== DATA RECORDS ==
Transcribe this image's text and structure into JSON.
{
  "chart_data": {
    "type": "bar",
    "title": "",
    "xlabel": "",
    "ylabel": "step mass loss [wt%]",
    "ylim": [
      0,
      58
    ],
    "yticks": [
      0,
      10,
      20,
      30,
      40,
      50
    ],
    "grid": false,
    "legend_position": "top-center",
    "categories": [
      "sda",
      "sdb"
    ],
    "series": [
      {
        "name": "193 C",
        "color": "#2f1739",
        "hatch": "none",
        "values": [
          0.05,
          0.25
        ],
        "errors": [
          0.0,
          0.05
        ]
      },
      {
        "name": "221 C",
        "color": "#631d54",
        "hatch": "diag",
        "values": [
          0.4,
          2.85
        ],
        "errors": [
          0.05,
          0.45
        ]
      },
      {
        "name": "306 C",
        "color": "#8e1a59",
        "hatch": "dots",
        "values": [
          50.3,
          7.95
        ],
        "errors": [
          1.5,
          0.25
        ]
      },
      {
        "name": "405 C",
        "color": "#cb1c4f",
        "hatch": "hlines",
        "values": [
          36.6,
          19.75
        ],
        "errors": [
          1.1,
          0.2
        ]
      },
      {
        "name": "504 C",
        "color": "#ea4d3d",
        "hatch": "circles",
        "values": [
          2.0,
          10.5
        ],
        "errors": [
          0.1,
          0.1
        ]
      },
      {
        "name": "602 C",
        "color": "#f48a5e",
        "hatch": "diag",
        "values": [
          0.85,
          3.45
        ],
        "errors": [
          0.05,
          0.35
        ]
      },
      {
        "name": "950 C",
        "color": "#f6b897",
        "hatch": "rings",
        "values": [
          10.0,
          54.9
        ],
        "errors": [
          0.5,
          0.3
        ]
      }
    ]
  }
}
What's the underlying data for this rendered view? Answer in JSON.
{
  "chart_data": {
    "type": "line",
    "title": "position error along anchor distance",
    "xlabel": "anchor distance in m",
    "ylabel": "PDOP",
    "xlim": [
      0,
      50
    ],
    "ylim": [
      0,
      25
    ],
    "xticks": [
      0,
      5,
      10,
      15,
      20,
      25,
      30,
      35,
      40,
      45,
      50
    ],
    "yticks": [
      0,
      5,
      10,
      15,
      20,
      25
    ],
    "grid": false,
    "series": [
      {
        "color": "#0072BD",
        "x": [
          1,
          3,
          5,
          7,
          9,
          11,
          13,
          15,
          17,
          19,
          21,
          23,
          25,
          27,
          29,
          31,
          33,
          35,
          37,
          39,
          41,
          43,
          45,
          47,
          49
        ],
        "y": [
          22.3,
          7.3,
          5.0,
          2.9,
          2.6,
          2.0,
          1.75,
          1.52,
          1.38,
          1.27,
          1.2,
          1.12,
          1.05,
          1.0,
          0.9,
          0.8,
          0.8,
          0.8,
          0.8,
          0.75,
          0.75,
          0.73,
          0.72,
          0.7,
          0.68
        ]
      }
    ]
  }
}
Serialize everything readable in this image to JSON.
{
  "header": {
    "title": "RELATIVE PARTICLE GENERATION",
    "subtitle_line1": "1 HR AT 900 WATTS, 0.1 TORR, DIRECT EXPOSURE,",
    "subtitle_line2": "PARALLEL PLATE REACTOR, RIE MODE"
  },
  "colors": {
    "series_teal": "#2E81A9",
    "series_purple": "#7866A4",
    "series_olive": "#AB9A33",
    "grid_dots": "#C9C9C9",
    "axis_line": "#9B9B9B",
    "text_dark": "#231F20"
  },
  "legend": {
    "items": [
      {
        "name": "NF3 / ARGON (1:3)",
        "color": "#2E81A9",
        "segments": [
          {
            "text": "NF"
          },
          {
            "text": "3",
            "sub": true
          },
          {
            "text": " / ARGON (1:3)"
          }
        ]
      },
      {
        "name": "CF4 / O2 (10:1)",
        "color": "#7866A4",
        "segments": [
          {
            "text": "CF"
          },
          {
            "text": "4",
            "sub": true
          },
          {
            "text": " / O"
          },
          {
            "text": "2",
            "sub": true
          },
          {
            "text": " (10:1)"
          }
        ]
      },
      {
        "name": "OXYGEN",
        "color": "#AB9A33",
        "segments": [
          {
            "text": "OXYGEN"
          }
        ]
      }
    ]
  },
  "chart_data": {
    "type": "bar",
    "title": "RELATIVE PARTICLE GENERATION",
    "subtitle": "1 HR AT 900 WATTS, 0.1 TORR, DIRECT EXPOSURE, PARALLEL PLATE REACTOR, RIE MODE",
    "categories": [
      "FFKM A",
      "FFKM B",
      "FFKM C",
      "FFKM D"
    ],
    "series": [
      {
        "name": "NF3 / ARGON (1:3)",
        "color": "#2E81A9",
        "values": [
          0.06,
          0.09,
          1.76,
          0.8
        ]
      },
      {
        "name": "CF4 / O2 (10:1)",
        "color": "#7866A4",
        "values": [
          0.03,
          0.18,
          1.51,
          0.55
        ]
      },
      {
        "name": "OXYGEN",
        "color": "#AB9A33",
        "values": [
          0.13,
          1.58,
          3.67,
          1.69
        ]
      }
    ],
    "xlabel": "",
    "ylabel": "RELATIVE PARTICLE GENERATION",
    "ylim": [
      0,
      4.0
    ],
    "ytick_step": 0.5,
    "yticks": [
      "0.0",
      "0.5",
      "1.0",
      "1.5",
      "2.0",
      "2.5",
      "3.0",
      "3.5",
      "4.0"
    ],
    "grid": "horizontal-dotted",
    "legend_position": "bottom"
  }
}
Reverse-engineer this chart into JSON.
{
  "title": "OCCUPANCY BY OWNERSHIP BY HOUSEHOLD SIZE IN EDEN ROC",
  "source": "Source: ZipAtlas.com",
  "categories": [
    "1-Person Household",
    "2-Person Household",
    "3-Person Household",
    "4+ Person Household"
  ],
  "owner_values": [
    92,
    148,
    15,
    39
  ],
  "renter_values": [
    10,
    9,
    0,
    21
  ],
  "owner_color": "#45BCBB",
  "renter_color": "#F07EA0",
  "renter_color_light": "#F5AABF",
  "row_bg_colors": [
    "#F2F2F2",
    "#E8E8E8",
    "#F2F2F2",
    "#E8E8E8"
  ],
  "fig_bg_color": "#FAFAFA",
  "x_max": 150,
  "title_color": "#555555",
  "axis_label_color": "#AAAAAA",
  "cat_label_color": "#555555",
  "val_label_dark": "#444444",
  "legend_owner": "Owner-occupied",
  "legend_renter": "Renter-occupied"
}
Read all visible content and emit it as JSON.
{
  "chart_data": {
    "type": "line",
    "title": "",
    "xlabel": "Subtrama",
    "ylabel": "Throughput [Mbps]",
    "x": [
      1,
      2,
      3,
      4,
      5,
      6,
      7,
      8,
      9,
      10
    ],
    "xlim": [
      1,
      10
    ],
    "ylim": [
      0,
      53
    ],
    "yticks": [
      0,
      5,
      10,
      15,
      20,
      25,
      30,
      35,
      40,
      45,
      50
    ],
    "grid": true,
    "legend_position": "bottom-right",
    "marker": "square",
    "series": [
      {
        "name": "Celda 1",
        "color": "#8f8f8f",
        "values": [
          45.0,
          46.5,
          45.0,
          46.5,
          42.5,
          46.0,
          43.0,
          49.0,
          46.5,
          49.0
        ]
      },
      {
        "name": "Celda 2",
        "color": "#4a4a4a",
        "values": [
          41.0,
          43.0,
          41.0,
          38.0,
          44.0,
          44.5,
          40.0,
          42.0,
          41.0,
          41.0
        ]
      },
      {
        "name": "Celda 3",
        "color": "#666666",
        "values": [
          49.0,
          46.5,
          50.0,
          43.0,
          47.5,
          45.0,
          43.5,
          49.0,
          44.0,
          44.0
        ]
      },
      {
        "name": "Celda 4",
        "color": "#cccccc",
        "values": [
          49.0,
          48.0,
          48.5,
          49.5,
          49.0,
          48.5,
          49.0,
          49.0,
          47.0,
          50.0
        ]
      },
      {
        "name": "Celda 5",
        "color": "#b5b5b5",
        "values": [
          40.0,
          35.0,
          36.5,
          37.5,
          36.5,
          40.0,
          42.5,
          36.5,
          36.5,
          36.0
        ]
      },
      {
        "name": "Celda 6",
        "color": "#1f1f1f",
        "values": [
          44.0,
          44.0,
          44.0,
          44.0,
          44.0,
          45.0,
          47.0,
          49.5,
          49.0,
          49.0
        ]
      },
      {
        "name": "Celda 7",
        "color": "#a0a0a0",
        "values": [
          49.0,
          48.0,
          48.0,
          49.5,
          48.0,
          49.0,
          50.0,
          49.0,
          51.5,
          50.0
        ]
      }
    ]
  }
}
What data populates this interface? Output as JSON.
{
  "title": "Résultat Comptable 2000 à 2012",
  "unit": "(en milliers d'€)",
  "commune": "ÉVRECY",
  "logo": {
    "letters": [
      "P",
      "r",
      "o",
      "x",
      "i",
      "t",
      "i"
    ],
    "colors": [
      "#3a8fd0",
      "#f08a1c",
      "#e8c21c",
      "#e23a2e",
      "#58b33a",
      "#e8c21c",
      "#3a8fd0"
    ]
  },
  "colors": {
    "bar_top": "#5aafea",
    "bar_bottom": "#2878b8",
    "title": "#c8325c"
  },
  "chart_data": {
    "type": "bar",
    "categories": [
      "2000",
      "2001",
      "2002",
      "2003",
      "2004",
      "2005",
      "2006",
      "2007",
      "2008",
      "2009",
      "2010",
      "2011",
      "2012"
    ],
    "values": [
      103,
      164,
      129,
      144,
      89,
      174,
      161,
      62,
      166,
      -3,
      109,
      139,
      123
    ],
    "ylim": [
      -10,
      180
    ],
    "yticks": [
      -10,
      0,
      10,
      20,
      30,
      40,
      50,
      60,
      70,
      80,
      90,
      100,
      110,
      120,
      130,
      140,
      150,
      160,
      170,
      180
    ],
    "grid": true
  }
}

== WORK REQUIRED ==
Of all the lines above, how many contain "WATTS"? Give the number and nothing more.

== OUTPUT FOR THIS TASK ==
2